-- Begin RECORD EXTRACTS --

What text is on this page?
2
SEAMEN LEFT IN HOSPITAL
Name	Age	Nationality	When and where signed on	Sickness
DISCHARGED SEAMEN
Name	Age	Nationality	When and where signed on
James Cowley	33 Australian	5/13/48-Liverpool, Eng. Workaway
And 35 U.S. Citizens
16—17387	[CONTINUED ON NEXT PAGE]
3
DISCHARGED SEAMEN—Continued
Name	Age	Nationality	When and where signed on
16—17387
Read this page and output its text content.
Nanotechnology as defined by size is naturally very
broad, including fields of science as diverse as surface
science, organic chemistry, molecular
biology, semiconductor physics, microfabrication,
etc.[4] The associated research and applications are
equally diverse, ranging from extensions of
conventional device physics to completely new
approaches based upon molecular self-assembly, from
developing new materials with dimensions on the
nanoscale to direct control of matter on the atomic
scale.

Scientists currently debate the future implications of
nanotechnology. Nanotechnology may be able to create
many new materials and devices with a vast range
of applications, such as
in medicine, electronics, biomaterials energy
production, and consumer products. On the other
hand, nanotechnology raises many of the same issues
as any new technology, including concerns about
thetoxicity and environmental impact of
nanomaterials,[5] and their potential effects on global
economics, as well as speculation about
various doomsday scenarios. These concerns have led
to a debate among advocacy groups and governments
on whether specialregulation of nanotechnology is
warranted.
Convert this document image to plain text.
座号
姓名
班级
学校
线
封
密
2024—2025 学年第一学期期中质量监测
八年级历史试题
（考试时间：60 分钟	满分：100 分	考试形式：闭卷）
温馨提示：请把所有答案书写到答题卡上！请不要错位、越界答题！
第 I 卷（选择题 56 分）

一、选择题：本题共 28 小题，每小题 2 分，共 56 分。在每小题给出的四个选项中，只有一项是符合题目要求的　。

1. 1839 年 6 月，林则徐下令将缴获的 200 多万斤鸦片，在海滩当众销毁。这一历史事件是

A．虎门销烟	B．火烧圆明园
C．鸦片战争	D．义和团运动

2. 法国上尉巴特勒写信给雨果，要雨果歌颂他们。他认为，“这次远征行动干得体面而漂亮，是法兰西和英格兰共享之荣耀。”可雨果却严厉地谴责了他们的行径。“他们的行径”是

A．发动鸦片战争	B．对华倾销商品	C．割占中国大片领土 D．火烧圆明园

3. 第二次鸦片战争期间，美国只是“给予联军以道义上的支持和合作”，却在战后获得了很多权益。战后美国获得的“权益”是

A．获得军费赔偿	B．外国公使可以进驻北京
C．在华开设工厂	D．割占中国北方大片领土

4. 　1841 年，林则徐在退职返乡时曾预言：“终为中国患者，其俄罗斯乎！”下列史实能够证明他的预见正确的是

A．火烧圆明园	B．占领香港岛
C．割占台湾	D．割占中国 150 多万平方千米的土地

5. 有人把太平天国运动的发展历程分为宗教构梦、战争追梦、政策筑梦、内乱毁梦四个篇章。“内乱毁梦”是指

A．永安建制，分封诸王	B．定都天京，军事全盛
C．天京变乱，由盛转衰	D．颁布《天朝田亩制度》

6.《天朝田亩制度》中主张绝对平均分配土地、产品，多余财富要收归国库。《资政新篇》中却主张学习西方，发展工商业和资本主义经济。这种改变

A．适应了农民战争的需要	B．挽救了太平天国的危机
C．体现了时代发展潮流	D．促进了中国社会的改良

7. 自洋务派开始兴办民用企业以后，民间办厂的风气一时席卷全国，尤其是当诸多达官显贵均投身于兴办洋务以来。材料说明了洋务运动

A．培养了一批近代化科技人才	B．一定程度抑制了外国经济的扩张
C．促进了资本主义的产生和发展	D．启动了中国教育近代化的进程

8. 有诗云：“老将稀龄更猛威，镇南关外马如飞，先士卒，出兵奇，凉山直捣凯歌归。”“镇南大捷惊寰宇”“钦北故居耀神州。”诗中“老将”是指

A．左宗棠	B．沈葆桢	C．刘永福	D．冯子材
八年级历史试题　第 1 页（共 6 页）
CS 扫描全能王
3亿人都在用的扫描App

-- End RECORD EXTRACTS --

## GIVEN REQUEST
Repeat the listing above without any change.

## SOLUTION FOR THIS EXERCISE
What text is on this page?
2
SEAMEN LEFT IN HOSPITAL
Name	Age	Nationality	When and where signed on	Sickness
DISCHARGED SEAMEN
Name	Age	Nationality	When and where signed on
James Cowley	33 Australian	5/13/48-Liverpool, Eng. Workaway
And 35 U.S. Citizens
16—17387	[CONTINUED ON NEXT PAGE]
3
DISCHARGED SEAMEN—Continued
Name	Age	Nationality	When and where signed on
16—17387
Read this page and output its text content.
Nanotechnology as defined by size is naturally very
broad, including fields of science as diverse as surface
science, organic chemistry, molecular
biology, semiconductor physics, microfabrication,
etc.[4] The associated research and applications are
equally diverse, ranging from extensions of
conventional device physics to completely new
approaches based upon molecular self-assembly, from
developing new materials with dimensions on the
nanoscale to direct control of matter on the atomic
scale.

Scientists currently debate the future implications of
nanotechnology. Nanotechnology may be able to create
many new materials and devices with a vast range
of applications, such as
in medicine, electronics, biomaterials energy
production, and consumer products. On the other
hand, nanotechnology raises many of the same issues
as any new technology, including concerns about
thetoxicity and environmental impact of
nanomaterials,[5] and their potential effects on global
economics, as well as speculation about
various doomsday scenarios. These concerns have led
to a debate among advocacy groups and governments
on whether specialregulation of nanotechnology is
warranted.
Convert this document image to plain text.
座号
姓名
班级
学校
线
封
密
2024—2025 学年第一学期期中质量监测
八年级历史试题
（考试时间：60 分钟	满分：100 分	考试形式：闭卷）
温馨提示：请把所有答案书写到答题卡上！请不要错位、越界答题！
第 I 卷（选择题 56 分）

一、选择题：本题共 28 小题，每小题 2 分，共 56 分。在每小题给出的四个选项中，只有一项是符合题目要求的　。

1. 1839 年 6 月，林则徐下令将缴获的 200 多万斤鸦片，在海滩当众销毁。这一历史事件是

A．虎门销烟	B．火烧圆明园
C．鸦片战争	D．义和团运动

2. 法国上尉巴特勒写信给雨果，要雨果歌颂他们。他认为，“这次远征行动干得体面而漂亮，是法兰西和英格兰共享之荣耀。”可雨果却严厉地谴责了他们的行径。“他们的行径”是

A．发动鸦片战争	B．对华倾销商品	C．割占中国大片领土 D．火烧圆明园

3. 第二次鸦片战争期间，美国只是“给予联军以道义上的支持和合作”，却在战后获得了很多权益。战后美国获得的“权益”是

A．获得军费赔偿	B．外国公使可以进驻北京
C．在华开设工厂	D．割占中国北方大片领土

4. 　1841 年，林则徐在退职返乡时曾预言：“终为中国患者，其俄罗斯乎！”下列史实能够证明他的预见正确的是

A．火烧圆明园	B．占领香港岛
C．割占台湾	D．割占中国 150 多万平方千米的土地

5. 有人把太平天国运动的发展历程分为宗教构梦、战争追梦、政策筑梦、内乱毁梦四个篇章。“内乱毁梦”是指

A．永安建制，分封诸王	B．定都天京，军事全盛
C．天京变乱，由盛转衰	D．颁布《天朝田亩制度》

6.《天朝田亩制度》中主张绝对平均分配土地、产品，多余财富要收归国库。《资政新篇》中却主张学习西方，发展工商业和资本主义经济。这种改变

A．适应了农民战争的需要	B．挽救了太平天国的危机
C．体现了时代发展潮流	D．促进了中国社会的改良

7. 自洋务派开始兴办民用企业以后，民间办厂的风气一时席卷全国，尤其是当诸多达官显贵均投身于兴办洋务以来。材料说明了洋务运动

A．培养了一批近代化科技人才	B．一定程度抑制了外国经济的扩张
C．促进了资本主义的产生和发展	D．启动了中国教育近代化的进程

8. 有诗云：“老将稀龄更猛威，镇南关外马如飞，先士卒，出兵奇，凉山直捣凯歌归。”“镇南大捷惊寰宇”“钦北故居耀神州。”诗中“老将”是指

A．左宗棠	B．沈葆桢	C．刘永福	D．冯子材
八年级历史试题　第 1 页（共 6 页）
CS 扫描全能王
3亿人都在用的扫描App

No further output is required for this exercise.